* Goal:
Locate the lines of the listing below that hold "name", then copy each of them.

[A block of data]
<<<<

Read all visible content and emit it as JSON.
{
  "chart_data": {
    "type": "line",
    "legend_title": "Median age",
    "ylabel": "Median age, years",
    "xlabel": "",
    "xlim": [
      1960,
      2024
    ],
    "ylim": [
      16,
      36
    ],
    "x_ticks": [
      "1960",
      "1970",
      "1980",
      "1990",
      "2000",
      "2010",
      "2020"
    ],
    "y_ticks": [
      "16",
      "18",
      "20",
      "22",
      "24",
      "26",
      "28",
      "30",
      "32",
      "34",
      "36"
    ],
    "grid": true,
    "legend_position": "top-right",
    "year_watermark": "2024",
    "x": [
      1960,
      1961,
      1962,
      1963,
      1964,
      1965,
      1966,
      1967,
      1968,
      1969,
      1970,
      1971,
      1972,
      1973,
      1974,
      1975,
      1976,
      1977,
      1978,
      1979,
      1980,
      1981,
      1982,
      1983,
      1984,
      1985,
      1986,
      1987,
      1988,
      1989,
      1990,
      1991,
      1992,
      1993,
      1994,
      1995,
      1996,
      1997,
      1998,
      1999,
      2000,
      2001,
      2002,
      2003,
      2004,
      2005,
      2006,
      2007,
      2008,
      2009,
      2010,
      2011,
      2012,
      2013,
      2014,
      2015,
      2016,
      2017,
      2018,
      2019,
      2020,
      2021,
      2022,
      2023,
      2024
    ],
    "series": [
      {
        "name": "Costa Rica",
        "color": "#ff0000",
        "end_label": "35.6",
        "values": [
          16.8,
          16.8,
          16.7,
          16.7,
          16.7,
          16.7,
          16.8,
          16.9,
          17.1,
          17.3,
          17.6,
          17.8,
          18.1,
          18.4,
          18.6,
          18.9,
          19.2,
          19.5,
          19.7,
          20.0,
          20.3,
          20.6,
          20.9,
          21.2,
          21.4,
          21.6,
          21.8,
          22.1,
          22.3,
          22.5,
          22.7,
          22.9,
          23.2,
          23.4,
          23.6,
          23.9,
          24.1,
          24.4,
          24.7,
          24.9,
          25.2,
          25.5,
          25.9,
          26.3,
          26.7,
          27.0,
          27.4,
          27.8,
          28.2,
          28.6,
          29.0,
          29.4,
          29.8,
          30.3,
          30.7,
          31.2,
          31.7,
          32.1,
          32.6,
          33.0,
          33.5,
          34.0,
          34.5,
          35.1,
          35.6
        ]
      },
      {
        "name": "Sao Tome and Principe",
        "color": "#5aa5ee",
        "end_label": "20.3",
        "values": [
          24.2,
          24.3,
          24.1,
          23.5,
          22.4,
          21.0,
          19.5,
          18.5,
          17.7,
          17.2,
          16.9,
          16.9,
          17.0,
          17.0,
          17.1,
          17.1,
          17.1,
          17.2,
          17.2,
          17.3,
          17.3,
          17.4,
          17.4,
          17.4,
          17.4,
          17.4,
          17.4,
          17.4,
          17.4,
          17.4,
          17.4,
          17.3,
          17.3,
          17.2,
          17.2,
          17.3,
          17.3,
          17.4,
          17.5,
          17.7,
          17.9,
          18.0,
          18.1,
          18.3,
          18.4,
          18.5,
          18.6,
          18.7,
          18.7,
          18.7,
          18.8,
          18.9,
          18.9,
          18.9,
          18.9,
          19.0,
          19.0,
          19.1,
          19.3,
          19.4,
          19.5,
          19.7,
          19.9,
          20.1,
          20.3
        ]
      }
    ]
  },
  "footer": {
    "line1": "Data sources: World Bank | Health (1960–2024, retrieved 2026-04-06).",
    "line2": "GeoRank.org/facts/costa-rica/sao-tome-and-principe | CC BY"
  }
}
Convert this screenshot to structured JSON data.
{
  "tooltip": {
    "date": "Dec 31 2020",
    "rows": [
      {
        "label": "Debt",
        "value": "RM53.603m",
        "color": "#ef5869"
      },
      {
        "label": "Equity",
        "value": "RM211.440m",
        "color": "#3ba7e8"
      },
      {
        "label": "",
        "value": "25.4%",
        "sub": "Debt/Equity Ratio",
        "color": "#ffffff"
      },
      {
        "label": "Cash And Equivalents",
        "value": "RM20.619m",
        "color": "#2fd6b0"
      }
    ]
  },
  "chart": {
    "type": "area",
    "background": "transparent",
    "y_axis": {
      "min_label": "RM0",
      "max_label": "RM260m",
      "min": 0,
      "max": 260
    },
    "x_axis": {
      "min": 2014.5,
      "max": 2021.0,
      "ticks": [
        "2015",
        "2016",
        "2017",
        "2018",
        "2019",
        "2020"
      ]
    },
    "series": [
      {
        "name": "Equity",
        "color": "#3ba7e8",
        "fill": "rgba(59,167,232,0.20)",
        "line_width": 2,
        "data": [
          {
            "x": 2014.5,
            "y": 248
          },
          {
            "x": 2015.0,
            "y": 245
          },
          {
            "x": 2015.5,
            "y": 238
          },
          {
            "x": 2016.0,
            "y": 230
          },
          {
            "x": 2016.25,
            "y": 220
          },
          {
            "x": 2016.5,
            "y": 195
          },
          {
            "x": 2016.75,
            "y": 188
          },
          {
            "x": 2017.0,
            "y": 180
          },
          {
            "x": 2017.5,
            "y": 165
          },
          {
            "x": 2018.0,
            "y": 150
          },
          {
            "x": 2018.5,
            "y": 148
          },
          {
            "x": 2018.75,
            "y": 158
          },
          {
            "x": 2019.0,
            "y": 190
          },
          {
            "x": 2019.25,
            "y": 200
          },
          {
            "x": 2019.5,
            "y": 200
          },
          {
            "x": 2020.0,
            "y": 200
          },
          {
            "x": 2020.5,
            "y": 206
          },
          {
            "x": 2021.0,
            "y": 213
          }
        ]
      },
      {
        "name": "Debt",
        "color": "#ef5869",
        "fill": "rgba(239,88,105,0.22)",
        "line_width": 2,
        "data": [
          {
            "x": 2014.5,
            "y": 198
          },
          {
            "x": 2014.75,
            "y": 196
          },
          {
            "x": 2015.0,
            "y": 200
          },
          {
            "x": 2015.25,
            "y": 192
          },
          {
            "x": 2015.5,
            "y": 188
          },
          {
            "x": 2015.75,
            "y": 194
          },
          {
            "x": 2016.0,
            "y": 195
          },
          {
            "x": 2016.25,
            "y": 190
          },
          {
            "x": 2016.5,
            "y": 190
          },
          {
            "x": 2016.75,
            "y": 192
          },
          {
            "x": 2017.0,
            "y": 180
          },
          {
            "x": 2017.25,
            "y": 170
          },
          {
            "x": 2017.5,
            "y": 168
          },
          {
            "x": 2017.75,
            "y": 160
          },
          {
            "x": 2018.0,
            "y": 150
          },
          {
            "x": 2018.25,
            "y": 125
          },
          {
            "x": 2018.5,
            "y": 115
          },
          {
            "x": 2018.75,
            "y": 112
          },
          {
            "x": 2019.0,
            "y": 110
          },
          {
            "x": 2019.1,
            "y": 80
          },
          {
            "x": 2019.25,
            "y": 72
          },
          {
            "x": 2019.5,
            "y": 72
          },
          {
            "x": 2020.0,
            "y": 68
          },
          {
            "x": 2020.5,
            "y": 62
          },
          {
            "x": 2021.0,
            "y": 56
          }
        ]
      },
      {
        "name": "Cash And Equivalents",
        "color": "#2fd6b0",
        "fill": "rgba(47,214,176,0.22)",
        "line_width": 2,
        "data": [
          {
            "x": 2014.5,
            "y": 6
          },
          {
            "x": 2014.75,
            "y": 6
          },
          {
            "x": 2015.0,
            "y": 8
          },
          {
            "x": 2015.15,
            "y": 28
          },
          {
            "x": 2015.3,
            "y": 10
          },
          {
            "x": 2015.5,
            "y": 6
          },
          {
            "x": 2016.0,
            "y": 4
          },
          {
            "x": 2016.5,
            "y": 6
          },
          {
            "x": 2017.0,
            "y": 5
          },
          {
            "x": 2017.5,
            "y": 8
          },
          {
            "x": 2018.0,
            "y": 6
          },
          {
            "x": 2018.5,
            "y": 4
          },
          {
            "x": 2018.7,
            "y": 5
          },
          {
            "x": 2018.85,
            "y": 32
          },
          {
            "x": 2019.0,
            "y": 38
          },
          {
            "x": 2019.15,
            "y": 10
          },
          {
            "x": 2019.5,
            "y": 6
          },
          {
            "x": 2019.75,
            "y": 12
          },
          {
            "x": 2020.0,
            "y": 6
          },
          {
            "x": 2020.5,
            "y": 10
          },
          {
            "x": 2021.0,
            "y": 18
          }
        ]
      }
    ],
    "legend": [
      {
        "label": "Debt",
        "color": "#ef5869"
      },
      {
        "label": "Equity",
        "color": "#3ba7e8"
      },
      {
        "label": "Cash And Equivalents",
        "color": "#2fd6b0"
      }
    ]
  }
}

>>>>

* Output for this task:
        "name": "Costa Rica",
        "name": "Sao Tome and Principe",
        "name": "Equity",
        "name": "Debt",
        "name": "Cash And Equivalents",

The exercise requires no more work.